STATED TASK
Extract the records in full, leaving every picture out.

MATERIAL FOR THIS TASK
# # # # #

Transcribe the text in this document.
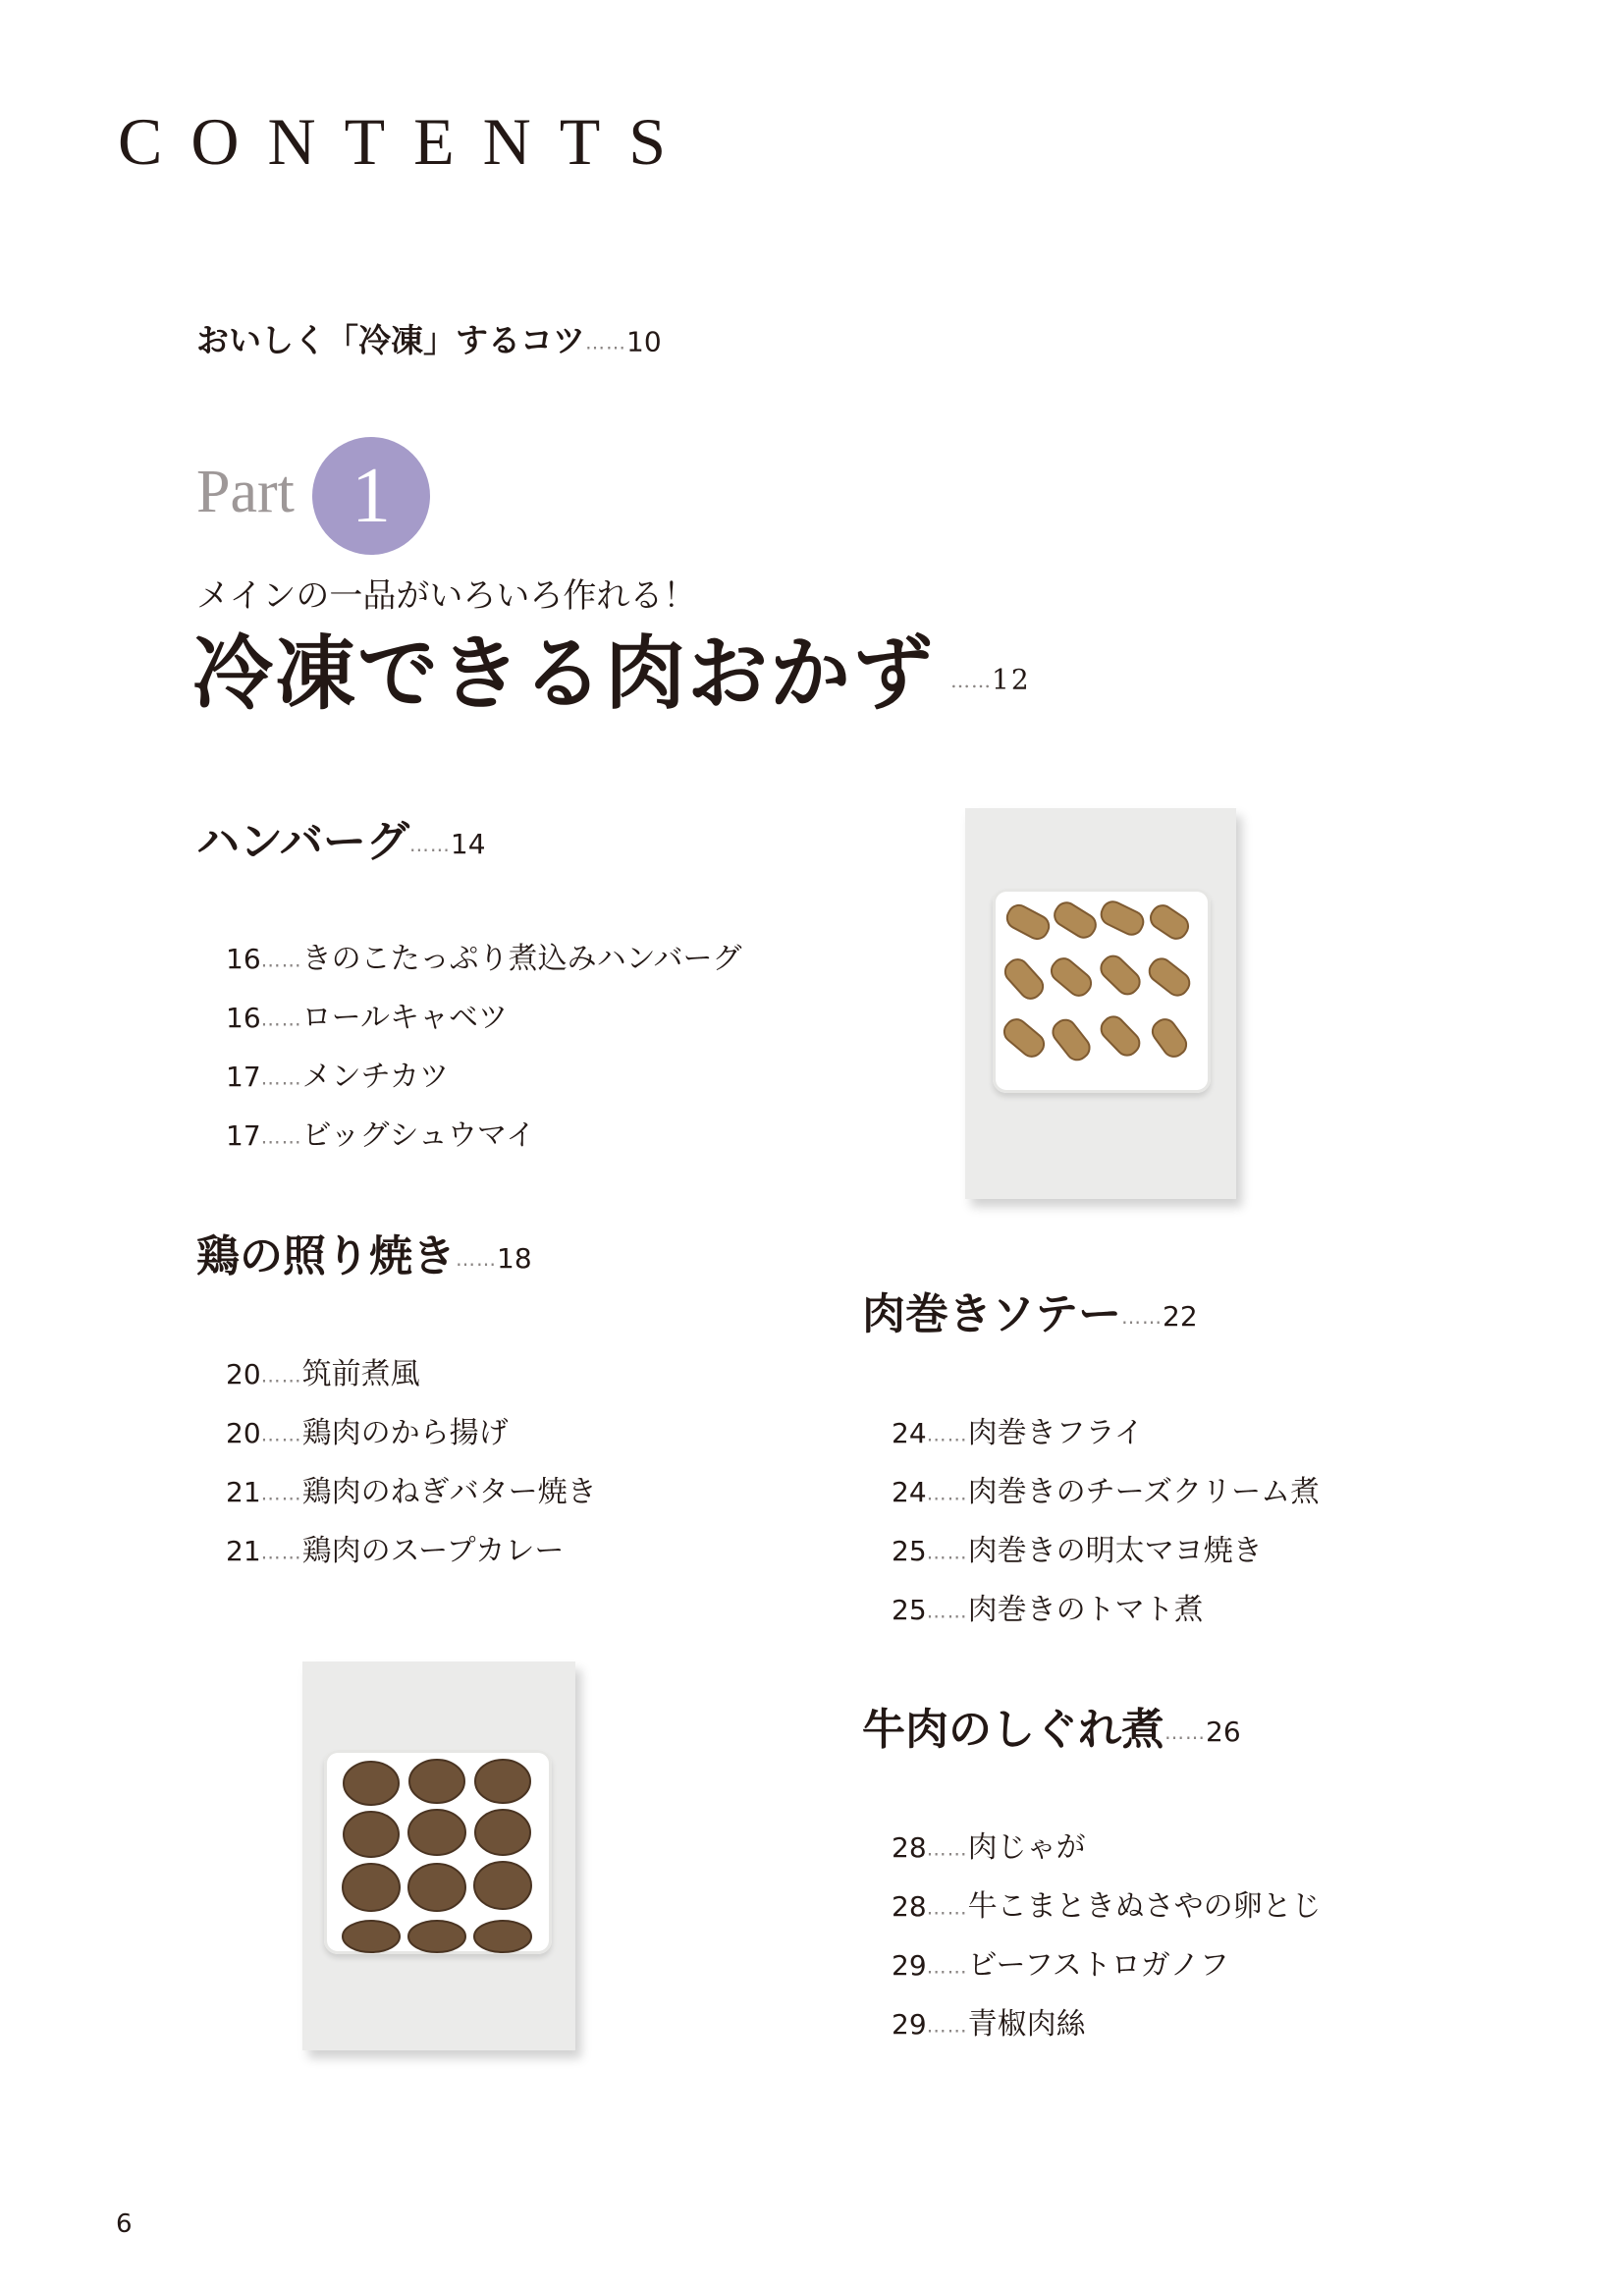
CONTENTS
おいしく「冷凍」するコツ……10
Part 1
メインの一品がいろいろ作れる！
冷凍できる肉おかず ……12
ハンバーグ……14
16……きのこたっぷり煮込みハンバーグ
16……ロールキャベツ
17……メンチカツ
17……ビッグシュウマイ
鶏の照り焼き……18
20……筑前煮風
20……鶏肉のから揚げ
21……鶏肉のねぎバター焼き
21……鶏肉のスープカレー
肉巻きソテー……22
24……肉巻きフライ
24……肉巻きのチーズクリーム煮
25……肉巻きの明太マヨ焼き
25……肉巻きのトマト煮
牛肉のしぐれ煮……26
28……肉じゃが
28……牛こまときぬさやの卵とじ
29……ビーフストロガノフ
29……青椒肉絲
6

# # # # #

TASK RESPONSE
Transcribe the text in this document.
CONTENTS
おいしく「冷凍」するコツ……10
Part 1
メインの一品がいろいろ作れる！
冷凍できる肉おかず ……12
ハンバーグ……14
16……きのこたっぷり煮込みハンバーグ
16……ロールキャベツ
17……メンチカツ
17……ビッグシュウマイ
鶏の照り焼き……18
20……筑前煮風
20……鶏肉のから揚げ
21……鶏肉のねぎバター焼き
21……鶏肉のスープカレー
肉巻きソテー……22
24……肉巻きフライ
24……肉巻きのチーズクリーム煮
25……肉巻きの明太マヨ焼き
25……肉巻きのトマト煮
牛肉のしぐれ煮……26
28……肉じゃが
28……牛こまときぬさやの卵とじ
29……ビーフストロガノフ
29……青椒肉絲
6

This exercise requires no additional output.